● **WHAT IS REQUIRED**
Where a line of the material contains the string "this", copy that line.

+ + + +

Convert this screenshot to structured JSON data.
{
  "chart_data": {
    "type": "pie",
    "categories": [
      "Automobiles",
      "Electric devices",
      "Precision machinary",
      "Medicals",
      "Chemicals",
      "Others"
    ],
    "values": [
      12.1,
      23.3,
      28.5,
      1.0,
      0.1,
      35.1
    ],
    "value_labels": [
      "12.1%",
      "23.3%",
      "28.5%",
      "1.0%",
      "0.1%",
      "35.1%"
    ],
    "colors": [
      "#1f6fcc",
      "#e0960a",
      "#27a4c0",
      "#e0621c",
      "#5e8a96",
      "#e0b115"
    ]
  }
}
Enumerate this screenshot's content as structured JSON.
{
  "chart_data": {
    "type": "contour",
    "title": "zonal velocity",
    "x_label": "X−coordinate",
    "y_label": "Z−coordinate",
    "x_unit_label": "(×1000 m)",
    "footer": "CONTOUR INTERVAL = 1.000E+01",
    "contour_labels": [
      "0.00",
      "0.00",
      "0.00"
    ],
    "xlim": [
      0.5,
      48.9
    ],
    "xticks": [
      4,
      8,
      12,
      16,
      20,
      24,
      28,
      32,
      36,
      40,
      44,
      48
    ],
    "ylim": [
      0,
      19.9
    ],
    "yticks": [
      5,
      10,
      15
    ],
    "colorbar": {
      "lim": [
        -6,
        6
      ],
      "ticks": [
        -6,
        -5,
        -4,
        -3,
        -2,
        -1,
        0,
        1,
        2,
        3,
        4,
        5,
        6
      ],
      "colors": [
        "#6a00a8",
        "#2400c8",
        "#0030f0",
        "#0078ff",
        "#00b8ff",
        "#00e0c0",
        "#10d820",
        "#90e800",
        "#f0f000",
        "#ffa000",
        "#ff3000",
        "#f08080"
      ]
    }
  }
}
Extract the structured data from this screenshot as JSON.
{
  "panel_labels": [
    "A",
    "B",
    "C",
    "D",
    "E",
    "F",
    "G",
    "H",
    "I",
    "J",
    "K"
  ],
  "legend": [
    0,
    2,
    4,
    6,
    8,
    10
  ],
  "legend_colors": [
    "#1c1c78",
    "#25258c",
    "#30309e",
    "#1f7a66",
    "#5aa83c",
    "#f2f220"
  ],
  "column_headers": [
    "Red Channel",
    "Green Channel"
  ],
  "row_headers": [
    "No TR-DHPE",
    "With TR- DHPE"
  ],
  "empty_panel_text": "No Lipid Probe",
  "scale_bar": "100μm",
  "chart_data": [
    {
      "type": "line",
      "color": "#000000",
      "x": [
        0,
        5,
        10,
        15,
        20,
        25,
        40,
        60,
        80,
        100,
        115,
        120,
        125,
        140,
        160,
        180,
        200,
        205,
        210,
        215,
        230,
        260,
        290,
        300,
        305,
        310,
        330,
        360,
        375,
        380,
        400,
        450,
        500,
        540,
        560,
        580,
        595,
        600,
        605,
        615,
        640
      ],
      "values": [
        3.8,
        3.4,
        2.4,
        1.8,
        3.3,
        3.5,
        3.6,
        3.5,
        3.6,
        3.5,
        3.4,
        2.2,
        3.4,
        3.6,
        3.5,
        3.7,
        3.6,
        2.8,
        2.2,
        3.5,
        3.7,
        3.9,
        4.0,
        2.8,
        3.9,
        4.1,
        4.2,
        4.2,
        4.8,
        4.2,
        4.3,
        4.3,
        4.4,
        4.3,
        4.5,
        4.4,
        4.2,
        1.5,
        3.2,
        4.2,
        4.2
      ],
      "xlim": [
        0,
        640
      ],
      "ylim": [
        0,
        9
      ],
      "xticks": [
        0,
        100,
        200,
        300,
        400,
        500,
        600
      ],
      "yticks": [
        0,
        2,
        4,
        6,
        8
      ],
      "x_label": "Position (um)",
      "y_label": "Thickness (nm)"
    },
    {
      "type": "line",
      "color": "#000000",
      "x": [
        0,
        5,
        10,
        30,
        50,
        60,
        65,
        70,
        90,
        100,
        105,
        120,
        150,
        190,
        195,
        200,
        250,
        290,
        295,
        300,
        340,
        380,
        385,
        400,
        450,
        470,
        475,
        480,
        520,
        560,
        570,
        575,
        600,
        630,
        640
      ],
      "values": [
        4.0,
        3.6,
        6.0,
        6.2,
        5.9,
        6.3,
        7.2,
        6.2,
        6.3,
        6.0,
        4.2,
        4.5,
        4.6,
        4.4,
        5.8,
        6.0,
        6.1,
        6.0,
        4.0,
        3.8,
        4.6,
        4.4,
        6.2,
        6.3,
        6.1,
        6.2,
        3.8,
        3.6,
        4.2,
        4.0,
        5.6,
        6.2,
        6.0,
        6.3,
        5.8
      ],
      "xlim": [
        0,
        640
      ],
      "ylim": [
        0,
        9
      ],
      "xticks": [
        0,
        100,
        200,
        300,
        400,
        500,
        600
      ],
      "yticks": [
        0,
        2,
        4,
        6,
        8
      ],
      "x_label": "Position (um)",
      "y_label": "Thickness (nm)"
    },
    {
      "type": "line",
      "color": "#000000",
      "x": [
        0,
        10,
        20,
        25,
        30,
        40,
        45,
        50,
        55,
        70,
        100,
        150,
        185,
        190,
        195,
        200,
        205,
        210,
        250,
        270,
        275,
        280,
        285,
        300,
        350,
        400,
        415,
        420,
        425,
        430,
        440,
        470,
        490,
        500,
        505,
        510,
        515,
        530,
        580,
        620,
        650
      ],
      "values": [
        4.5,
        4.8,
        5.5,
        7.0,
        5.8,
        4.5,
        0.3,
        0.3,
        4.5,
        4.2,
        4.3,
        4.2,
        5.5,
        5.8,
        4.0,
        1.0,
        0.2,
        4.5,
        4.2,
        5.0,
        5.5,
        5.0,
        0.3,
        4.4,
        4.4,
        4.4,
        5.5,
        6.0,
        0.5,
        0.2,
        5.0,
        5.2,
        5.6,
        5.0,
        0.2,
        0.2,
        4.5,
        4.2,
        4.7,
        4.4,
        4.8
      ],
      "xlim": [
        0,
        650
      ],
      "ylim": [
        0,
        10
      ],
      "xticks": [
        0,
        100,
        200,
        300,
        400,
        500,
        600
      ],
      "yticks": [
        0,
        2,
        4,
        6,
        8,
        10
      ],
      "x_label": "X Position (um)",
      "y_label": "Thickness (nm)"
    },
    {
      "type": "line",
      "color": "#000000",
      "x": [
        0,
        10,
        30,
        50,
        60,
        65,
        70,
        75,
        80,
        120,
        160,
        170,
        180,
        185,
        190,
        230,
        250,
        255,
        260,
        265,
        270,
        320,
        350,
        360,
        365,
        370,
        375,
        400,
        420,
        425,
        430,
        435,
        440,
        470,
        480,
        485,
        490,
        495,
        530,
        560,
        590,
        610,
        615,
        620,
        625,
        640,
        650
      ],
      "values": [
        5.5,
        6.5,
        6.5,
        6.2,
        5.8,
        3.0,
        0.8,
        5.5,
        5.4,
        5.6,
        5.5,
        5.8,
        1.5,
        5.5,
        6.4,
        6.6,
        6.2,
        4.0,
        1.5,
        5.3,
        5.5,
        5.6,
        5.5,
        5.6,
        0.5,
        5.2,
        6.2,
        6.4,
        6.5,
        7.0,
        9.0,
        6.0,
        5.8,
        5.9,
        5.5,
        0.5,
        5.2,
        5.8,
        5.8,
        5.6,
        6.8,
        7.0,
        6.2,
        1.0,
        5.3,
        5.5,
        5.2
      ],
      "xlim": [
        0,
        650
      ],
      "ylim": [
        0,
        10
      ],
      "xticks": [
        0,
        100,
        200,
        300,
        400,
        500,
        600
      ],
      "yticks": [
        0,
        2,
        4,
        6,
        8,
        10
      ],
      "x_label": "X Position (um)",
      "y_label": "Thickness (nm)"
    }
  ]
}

+ + + +

● **WRITTEN REPLY**
Convert this screenshot to structured JSON data.
Enumerate this screenshot's content as structured JSON.
Extract the structured data from this screenshot as JSON.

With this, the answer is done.